- [AIM]: Find the lines of data that contain the string "Usage", then list them.

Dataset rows

·····

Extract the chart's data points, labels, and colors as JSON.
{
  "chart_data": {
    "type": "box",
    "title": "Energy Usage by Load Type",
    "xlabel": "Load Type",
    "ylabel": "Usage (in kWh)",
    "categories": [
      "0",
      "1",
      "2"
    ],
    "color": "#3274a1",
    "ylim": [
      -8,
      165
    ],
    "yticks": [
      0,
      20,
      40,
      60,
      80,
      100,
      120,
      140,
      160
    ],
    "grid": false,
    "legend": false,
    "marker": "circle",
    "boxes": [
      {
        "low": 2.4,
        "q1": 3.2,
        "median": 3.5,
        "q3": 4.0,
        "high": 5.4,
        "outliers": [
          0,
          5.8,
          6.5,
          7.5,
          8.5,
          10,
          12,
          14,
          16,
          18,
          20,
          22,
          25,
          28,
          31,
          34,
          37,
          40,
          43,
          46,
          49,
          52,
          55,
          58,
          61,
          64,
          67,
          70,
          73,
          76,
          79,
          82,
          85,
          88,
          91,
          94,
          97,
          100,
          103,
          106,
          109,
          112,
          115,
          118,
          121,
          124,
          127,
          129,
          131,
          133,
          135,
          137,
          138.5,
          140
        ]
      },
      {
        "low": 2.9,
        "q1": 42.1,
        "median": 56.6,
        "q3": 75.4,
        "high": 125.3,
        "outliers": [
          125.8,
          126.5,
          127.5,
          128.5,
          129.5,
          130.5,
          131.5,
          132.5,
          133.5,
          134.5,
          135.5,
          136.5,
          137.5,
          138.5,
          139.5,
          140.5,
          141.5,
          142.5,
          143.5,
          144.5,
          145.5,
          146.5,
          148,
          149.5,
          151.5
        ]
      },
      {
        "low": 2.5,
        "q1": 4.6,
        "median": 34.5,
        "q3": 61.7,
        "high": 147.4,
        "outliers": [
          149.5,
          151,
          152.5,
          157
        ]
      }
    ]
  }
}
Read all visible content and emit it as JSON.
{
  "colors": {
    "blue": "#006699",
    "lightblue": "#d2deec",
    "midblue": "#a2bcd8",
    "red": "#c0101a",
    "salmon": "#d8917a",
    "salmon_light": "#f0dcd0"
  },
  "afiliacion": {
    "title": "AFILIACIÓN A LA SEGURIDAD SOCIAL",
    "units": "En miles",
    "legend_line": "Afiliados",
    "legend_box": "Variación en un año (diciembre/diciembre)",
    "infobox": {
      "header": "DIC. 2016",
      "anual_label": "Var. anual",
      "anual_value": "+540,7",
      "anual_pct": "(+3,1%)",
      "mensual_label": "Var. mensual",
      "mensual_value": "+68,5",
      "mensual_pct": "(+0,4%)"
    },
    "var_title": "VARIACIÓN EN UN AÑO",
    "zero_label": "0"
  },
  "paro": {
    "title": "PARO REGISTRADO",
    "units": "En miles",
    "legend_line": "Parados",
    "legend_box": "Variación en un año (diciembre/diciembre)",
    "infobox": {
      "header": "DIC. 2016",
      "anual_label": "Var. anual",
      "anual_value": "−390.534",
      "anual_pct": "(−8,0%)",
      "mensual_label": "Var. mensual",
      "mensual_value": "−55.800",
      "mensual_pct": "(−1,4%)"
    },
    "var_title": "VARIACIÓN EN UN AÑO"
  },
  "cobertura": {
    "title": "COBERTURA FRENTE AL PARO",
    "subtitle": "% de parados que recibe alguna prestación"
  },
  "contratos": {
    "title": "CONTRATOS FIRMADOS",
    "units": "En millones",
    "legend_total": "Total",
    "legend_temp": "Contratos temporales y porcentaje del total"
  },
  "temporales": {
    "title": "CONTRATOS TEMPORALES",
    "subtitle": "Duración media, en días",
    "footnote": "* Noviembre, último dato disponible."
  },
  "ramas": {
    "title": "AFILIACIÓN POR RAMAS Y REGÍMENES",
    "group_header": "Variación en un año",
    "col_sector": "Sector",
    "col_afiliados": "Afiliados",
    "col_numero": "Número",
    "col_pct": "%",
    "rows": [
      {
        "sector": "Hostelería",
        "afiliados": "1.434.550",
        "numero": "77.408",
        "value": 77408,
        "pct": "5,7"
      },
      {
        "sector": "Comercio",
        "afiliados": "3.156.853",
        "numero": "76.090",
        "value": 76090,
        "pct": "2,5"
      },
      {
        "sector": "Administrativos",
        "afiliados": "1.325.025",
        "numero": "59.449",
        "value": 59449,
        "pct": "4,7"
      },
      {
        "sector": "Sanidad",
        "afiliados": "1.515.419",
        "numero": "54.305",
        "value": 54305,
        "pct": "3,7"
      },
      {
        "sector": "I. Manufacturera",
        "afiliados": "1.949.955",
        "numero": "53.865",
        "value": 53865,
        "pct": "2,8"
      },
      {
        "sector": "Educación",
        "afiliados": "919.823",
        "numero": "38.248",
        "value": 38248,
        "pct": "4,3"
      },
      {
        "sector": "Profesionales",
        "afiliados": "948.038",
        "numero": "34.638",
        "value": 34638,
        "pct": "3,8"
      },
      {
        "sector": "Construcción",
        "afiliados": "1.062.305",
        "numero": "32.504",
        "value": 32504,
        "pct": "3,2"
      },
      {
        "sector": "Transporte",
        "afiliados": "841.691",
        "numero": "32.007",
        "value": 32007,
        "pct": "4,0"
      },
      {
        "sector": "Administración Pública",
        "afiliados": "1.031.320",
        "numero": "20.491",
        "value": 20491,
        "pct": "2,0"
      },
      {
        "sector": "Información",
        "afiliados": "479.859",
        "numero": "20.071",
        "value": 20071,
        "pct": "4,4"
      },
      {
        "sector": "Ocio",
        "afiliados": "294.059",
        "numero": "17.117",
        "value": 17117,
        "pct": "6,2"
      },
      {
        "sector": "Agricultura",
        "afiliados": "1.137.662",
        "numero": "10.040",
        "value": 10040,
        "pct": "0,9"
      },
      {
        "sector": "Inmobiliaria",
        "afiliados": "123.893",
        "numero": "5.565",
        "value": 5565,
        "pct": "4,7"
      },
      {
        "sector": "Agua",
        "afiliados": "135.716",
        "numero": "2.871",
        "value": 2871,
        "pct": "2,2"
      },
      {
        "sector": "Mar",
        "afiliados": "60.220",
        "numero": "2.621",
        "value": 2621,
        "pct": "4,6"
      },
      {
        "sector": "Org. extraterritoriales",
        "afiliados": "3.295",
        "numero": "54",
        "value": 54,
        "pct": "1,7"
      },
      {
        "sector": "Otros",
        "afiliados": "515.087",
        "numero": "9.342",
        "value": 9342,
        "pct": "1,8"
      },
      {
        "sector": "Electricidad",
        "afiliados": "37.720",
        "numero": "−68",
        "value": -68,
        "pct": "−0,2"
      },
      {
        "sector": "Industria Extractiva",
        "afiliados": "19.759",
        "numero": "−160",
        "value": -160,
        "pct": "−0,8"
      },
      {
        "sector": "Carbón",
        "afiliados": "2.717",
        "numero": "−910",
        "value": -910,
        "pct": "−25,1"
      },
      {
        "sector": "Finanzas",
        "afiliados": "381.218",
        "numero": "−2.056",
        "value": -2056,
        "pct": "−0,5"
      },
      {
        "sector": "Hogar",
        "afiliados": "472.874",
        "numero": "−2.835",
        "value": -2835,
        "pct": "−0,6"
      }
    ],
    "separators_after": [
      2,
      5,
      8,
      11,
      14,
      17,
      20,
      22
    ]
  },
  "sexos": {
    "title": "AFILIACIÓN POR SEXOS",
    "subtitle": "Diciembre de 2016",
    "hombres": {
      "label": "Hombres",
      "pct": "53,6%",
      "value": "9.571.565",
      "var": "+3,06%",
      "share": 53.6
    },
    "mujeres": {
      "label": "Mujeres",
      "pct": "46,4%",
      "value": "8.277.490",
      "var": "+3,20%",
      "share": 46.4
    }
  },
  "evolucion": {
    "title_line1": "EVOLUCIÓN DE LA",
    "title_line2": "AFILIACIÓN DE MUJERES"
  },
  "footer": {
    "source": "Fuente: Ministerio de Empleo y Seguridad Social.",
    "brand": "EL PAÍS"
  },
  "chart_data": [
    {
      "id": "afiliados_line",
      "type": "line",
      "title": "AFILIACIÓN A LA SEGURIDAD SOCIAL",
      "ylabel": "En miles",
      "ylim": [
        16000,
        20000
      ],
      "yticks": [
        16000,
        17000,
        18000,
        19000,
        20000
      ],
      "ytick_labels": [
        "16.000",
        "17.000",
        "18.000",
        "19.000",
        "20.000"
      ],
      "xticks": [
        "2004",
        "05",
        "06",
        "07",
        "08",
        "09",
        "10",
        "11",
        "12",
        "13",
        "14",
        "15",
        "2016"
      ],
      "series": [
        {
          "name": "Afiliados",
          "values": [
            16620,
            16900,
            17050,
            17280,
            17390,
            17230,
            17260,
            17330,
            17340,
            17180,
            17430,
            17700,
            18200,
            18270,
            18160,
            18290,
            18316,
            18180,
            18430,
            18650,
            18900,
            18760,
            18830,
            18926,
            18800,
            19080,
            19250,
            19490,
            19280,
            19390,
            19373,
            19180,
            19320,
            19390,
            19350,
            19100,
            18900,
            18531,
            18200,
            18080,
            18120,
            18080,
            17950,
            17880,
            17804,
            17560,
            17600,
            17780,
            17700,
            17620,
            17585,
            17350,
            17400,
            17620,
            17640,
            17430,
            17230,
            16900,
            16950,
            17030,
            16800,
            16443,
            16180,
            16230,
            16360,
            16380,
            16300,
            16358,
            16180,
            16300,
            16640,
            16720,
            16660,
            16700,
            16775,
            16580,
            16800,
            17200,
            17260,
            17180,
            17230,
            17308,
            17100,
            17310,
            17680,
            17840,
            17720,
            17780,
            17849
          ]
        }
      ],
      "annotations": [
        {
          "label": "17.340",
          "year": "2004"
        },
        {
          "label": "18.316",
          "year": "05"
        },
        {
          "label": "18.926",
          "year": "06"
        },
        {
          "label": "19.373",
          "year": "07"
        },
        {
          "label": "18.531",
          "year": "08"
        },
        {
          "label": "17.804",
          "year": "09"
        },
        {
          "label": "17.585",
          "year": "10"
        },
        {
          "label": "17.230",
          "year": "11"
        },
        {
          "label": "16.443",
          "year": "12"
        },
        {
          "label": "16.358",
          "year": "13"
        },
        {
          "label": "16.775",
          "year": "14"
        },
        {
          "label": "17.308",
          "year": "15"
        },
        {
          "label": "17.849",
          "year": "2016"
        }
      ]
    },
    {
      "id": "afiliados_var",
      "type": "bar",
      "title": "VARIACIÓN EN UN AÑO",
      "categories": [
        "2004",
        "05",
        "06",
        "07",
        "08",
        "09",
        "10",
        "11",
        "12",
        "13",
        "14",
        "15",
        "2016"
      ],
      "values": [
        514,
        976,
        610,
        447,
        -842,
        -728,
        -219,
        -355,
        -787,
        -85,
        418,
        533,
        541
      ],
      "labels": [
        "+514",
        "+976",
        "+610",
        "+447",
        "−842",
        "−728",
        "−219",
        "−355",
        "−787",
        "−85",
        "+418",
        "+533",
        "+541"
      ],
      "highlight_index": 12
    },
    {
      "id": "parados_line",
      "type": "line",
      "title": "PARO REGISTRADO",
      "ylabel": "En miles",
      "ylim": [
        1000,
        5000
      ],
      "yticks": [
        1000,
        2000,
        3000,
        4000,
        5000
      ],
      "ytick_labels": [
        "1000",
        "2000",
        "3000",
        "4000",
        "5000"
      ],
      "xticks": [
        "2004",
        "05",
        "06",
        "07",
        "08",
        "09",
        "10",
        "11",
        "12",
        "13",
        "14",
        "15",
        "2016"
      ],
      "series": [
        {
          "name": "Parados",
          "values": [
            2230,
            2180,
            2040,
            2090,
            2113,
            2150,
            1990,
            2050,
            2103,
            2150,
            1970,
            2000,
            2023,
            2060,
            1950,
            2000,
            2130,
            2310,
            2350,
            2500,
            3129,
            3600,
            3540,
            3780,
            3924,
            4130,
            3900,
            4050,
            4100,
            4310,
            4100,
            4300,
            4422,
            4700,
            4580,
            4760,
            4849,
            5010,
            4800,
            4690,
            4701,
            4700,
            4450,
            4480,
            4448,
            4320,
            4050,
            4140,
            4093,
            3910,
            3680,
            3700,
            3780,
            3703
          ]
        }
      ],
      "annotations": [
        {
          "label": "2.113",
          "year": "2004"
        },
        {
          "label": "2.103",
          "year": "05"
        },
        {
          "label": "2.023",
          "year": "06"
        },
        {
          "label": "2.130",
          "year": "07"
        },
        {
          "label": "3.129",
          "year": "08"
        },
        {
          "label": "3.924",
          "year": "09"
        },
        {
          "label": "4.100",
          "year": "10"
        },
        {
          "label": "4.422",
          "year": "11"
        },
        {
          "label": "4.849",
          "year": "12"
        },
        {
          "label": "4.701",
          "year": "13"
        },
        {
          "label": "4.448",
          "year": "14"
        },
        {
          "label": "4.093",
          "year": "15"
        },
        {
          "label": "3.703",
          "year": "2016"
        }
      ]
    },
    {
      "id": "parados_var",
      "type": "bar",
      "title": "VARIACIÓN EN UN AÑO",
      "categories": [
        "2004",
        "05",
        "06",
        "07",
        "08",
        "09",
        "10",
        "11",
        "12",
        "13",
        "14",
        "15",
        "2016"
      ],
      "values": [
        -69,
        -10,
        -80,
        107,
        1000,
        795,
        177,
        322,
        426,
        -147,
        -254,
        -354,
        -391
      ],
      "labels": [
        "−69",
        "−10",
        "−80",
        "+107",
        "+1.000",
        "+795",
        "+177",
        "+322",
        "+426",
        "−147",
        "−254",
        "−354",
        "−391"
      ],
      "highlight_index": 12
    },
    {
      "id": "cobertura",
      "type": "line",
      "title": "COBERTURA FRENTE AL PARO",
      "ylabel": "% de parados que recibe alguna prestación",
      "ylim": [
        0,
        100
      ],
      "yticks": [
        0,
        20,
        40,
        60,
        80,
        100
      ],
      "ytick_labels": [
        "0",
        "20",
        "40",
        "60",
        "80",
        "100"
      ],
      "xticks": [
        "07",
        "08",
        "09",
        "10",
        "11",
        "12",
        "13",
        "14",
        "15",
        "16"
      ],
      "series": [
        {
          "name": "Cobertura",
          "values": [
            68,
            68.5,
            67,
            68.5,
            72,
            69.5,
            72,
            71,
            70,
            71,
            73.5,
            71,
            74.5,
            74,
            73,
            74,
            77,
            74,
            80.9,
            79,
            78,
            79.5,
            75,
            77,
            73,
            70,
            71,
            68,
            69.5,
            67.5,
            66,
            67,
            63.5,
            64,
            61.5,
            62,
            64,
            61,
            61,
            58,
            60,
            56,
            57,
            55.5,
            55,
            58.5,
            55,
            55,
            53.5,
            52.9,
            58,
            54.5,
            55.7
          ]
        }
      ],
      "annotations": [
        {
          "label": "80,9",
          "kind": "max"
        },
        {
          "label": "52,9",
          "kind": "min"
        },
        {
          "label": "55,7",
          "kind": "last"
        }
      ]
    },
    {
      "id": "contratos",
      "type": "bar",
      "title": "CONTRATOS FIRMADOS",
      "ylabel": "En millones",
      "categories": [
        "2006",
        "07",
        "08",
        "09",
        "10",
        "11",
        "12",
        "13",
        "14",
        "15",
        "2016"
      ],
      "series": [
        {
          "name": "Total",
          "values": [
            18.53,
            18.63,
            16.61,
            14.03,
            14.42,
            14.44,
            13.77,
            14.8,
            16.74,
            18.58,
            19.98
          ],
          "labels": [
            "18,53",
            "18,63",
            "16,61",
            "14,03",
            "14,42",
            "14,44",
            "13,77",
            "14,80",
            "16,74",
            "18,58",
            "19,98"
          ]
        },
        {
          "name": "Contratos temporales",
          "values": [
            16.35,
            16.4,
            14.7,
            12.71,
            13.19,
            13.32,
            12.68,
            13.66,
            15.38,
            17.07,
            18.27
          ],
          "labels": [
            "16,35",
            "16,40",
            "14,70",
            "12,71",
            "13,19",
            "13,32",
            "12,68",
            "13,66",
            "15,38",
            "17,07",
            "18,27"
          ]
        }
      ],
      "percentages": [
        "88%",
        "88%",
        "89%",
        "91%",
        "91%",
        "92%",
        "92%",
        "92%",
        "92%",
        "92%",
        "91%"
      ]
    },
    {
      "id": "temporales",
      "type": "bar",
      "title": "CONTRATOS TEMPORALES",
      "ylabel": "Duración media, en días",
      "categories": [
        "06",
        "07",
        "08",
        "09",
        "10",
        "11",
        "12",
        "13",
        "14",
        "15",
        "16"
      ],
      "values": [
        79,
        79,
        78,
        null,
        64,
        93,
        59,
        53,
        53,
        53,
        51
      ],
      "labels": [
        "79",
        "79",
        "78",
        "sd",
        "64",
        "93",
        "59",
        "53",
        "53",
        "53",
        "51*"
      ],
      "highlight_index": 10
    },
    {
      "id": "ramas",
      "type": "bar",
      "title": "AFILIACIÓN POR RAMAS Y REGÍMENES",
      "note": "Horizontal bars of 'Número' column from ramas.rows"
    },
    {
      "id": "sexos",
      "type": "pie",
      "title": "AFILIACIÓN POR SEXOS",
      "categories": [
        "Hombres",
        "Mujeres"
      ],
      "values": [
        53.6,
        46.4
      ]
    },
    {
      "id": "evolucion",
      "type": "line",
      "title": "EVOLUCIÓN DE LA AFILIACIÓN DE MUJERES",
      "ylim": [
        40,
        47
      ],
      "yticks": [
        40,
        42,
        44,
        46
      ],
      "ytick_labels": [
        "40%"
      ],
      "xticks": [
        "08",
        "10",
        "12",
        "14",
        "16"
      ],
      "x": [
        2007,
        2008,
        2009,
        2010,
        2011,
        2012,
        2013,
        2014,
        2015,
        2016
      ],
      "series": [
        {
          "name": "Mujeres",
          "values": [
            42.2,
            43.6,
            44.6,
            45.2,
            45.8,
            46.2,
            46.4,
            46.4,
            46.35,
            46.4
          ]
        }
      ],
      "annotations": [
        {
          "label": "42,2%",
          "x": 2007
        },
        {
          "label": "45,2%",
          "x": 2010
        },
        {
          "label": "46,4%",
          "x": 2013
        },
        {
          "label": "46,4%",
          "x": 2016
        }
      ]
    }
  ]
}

·····

- [WRITTEN ANSWER]:
    "title": "Energy Usage by Load Type",
    "ylabel": "Usage (in kWh)",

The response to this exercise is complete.